Compile every line that includes the word "distribution".

• **Extracted entries**
# # # # # # #

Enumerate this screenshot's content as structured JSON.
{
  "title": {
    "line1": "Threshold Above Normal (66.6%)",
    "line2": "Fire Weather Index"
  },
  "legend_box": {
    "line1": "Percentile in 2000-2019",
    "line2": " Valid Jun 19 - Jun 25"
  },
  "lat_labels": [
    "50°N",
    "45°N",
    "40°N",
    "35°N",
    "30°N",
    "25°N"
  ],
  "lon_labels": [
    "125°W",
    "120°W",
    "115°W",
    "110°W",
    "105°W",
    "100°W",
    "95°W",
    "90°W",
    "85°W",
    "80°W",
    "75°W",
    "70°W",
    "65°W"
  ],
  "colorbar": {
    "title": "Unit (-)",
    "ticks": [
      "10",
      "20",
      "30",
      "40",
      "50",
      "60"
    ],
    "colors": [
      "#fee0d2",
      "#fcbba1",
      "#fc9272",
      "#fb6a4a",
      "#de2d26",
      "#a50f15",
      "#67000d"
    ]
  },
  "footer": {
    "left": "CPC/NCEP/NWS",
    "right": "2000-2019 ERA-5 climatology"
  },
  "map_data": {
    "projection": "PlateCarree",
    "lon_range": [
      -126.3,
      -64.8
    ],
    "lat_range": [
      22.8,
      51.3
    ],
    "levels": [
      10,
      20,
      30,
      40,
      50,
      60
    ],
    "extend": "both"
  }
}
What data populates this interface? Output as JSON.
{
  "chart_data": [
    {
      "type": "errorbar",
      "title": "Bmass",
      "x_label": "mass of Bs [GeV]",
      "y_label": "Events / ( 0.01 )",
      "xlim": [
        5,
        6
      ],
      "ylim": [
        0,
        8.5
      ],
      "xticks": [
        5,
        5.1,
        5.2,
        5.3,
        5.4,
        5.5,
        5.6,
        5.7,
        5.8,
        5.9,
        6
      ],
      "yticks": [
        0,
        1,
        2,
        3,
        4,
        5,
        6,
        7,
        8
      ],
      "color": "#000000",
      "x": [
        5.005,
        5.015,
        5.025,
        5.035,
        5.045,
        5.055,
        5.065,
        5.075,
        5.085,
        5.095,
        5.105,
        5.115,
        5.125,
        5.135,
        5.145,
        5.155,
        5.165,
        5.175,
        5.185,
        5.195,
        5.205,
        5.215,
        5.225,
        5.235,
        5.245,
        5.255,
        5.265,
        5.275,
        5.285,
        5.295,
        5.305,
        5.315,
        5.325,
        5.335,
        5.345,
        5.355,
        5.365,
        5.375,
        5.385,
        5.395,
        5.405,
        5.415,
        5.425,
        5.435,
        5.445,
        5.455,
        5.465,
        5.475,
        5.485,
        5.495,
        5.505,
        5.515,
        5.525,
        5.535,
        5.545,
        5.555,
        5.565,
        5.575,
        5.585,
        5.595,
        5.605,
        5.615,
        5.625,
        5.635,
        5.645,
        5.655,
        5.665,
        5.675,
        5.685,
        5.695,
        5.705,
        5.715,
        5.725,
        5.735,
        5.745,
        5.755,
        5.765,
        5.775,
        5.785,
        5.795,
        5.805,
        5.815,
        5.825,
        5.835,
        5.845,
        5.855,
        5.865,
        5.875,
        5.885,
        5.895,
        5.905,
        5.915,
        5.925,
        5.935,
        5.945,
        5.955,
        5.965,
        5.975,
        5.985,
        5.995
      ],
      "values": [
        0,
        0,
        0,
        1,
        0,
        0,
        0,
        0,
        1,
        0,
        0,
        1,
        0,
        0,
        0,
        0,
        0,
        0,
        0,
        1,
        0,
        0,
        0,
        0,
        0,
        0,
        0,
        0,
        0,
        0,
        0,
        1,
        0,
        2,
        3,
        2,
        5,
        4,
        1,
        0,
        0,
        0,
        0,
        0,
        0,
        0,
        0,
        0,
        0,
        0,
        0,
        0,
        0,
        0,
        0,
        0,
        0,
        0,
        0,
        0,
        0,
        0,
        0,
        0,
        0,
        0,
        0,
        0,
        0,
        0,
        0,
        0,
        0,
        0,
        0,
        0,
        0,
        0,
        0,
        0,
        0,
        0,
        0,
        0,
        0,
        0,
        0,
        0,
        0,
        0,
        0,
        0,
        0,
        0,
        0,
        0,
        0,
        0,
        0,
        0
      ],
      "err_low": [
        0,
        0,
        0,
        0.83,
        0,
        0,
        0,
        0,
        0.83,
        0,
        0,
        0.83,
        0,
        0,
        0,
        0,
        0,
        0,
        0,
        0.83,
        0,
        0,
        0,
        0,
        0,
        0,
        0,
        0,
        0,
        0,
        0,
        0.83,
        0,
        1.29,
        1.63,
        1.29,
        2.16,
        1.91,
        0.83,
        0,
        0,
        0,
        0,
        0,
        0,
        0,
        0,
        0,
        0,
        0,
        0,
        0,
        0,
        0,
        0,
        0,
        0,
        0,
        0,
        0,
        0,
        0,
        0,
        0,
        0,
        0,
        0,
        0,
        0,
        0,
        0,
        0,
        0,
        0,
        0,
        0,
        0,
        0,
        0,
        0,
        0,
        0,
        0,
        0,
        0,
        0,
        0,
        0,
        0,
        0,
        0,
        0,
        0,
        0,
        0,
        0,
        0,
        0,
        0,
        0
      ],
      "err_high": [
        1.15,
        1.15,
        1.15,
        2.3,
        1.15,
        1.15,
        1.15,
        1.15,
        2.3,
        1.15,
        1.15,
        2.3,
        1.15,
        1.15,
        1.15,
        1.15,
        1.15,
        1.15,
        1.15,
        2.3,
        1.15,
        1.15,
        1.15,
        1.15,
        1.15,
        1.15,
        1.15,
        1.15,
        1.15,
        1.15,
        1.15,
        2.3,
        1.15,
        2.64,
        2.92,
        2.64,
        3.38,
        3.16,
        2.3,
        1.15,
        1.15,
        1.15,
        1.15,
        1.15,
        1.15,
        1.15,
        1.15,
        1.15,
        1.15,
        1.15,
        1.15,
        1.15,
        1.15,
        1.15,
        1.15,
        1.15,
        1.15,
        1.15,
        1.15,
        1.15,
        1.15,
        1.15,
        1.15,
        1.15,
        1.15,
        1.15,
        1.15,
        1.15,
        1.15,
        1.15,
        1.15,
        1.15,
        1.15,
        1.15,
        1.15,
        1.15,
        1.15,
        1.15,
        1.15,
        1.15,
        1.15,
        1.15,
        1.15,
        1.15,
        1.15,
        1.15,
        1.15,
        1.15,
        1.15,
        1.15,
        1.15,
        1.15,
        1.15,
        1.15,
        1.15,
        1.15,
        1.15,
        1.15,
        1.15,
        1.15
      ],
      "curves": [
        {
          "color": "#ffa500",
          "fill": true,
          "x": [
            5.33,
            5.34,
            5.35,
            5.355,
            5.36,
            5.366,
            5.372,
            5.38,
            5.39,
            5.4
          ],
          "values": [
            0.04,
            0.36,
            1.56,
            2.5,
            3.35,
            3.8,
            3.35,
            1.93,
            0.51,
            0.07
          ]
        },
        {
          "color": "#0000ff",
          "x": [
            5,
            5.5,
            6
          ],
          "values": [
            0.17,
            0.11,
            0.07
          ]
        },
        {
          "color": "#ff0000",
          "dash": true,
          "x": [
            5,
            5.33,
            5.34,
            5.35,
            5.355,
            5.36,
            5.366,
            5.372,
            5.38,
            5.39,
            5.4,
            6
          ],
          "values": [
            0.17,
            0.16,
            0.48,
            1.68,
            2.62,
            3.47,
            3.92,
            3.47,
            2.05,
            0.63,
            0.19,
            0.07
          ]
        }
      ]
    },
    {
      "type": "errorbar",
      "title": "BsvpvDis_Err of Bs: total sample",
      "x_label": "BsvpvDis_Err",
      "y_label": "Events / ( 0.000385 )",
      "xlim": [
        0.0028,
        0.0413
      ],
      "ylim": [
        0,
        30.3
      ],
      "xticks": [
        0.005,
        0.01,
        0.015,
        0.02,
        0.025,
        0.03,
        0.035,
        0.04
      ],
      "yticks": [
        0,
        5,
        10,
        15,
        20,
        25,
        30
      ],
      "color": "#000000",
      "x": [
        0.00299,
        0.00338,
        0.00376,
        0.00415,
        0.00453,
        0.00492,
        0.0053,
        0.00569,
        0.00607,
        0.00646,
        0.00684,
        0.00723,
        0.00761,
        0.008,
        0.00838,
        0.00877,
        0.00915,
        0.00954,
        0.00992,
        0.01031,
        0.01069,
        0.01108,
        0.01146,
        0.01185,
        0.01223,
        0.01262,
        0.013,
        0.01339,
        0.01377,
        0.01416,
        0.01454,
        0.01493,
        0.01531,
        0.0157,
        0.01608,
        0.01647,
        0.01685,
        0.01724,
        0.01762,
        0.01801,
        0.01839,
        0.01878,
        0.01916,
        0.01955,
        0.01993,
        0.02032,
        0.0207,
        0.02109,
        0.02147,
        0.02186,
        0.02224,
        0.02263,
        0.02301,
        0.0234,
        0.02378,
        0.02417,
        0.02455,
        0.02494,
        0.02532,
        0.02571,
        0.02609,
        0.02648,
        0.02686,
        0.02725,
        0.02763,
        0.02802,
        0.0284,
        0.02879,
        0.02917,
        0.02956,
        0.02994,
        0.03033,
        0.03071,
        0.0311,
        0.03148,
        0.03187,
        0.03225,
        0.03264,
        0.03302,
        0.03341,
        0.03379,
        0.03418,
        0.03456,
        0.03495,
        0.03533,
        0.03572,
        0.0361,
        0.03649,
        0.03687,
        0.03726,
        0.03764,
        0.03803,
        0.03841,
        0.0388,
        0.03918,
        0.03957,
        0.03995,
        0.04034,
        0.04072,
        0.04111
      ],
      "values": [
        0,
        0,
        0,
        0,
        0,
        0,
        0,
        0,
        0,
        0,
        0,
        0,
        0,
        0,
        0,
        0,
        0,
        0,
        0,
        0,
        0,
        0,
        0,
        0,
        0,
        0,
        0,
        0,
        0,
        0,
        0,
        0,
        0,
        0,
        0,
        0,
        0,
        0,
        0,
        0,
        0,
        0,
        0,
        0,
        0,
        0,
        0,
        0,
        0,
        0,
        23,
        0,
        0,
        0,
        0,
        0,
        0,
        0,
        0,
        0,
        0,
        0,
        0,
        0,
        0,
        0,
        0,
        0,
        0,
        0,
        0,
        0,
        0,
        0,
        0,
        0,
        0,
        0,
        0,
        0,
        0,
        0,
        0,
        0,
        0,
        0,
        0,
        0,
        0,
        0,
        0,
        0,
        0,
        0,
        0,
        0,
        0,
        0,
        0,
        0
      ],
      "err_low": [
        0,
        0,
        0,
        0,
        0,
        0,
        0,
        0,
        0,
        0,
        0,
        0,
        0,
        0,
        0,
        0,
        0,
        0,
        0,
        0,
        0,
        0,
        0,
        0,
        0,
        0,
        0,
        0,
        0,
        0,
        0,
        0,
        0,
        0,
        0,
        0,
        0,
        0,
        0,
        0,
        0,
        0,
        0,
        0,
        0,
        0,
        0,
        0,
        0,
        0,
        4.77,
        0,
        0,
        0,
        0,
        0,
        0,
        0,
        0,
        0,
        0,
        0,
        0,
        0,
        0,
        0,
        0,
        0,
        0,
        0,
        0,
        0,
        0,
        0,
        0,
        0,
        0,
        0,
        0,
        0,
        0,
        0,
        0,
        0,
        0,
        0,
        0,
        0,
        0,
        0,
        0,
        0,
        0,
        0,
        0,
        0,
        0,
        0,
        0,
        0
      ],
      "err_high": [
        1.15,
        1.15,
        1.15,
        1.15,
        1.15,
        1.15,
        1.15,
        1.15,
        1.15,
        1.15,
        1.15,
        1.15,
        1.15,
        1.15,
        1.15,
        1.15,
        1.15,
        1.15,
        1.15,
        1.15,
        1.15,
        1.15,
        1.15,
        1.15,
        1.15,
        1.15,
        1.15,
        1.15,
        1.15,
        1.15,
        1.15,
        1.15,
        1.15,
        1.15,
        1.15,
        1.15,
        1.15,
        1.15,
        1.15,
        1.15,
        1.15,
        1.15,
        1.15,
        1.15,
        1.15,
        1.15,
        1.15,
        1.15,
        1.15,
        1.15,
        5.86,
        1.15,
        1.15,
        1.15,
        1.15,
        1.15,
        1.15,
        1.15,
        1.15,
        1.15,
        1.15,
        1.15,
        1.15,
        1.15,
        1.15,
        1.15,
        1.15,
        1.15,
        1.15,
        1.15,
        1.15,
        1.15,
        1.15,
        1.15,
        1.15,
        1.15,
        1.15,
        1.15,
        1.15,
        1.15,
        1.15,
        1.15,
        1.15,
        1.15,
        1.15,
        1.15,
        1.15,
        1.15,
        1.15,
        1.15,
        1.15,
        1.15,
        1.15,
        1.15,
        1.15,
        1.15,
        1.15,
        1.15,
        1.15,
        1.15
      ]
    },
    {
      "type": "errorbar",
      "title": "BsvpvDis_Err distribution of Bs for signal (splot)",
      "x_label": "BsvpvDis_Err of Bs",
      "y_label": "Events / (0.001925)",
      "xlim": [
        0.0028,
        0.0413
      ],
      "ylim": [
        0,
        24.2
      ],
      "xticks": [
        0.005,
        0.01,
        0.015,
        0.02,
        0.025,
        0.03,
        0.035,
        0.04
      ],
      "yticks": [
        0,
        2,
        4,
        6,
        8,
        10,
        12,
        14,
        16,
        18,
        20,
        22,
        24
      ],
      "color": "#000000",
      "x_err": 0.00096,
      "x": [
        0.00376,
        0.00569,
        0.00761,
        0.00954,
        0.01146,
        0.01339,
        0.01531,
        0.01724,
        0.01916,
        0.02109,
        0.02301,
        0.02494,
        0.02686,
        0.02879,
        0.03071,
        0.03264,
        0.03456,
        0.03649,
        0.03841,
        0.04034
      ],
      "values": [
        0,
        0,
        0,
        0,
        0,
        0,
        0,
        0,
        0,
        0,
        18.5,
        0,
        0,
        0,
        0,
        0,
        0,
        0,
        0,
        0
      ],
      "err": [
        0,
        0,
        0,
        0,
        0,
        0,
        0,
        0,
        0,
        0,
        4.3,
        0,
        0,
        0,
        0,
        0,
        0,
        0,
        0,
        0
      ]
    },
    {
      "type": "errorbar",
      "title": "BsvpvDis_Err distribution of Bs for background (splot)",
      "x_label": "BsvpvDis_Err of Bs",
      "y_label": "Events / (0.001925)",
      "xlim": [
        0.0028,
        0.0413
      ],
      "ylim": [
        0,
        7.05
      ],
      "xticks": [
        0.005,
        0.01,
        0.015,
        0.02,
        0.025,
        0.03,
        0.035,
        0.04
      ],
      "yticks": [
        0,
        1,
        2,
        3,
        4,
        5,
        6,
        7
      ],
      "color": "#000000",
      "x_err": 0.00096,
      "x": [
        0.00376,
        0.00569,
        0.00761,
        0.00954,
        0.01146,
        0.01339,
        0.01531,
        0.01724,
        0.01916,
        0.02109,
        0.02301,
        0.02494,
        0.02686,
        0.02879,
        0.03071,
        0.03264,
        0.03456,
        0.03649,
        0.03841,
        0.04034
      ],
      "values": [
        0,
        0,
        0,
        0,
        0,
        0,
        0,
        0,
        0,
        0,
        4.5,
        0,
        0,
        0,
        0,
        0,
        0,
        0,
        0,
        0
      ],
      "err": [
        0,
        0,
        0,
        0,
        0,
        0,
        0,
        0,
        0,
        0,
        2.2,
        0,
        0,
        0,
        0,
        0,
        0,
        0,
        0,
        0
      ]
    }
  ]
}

# # # # # # #

• **Solution to the exercise**
      "title": "BsvpvDis_Err distribution of Bs for signal (splot)",
      "title": "BsvpvDis_Err distribution of Bs for background (splot)",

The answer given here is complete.